OBJECTIVE ->
Pull out, word for word, the part of the material that opens with the line containing "Patent image size: (963, 668)." and closes with the line containing "The pinions 223 is at (172, 517).", including both of those lines.

RECORDS PROVIDED ->
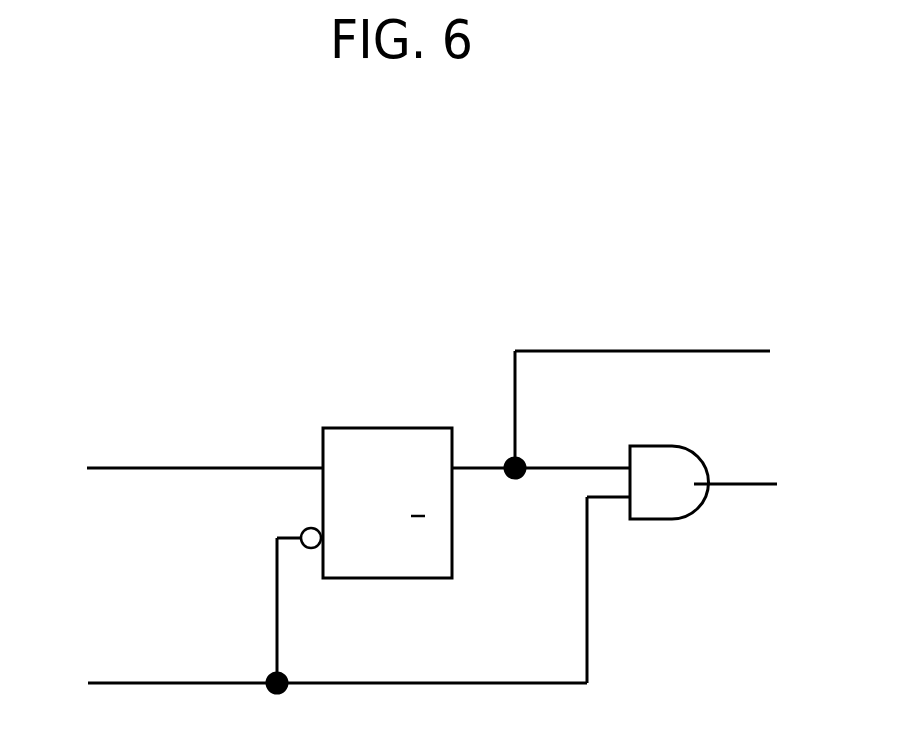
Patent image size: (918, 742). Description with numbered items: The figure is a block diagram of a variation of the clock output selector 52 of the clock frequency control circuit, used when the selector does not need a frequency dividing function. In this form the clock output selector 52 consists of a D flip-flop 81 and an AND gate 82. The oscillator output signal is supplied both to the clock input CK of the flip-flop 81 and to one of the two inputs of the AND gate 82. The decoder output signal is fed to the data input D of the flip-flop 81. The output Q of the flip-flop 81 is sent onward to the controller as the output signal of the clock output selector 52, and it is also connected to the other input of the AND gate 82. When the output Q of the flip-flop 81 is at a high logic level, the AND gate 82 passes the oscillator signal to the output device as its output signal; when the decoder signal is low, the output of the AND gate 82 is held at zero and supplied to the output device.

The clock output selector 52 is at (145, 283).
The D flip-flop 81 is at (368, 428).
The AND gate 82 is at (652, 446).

* * *

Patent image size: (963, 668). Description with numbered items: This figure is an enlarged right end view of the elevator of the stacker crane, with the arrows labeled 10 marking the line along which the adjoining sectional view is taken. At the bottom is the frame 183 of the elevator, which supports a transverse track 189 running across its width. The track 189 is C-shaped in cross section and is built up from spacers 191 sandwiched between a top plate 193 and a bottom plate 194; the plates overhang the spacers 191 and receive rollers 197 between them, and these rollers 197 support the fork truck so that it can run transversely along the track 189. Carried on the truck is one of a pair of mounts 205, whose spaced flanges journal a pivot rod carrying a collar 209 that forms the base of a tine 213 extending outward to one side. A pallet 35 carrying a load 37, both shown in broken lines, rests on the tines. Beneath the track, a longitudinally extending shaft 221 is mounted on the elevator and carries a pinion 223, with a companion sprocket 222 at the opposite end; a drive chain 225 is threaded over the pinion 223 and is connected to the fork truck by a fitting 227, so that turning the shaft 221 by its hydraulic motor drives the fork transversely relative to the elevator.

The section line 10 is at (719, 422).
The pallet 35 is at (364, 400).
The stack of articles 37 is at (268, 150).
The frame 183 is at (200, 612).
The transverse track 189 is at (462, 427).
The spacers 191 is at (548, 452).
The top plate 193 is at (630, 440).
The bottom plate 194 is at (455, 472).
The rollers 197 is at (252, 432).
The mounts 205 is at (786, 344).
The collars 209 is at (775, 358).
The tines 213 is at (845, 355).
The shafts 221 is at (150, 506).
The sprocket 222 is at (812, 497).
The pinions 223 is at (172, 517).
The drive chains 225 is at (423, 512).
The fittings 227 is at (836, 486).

RESULT BELOW ->
Patent image size: (963, 668). Description with numbered items: This figure is an enlarged right end view of the elevator of the stacker crane, with the arrows labeled 10 marking the line along which the adjoining sectional view is taken. At the bottom is the frame 183 of the elevator, which supports a transverse track 189 running across its width. The track 189 is C-shaped in cross section and is built up from spacers 191 sandwiched between a top plate 193 and a bottom plate 194; the plates overhang the spacers 191 and receive rollers 197 between them, and these rollers 197 support the fork truck so that it can run transversely along the track 189. Carried on the truck is one of a pair of mounts 205, whose spaced flanges journal a pivot rod carrying a collar 209 that forms the base of a tine 213 extending outward to one side. A pallet 35 carrying a load 37, both shown in broken lines, rests on the tines. Beneath the track, a longitudinally extending shaft 221 is mounted on the elevator and carries a pinion 223, with a companion sprocket 222 at the opposite end; a drive chain 225 is threaded over the pinion 223 and is connected to the fork truck by a fitting 227, so that turning the shaft 221 by its hydraulic motor drives the fork transversely relative to the elevator.

The section line 10 is at (719, 422).
The pallet 35 is at (364, 400).
The stack of articles 37 is at (268, 150).
The frame 183 is at (200, 612).
The transverse track 189 is at (462, 427).
The spacers 191 is at (548, 452).
The top plate 193 is at (630, 440).
The bottom plate 194 is at (455, 472).
The rollers 197 is at (252, 432).
The mounts 205 is at (786, 344).
The collars 209 is at (775, 358).
The tines 213 is at (845, 355).
The shafts 221 is at (150, 506).
The sprocket 222 is at (812, 497).
The pinions 223 is at (172, 517).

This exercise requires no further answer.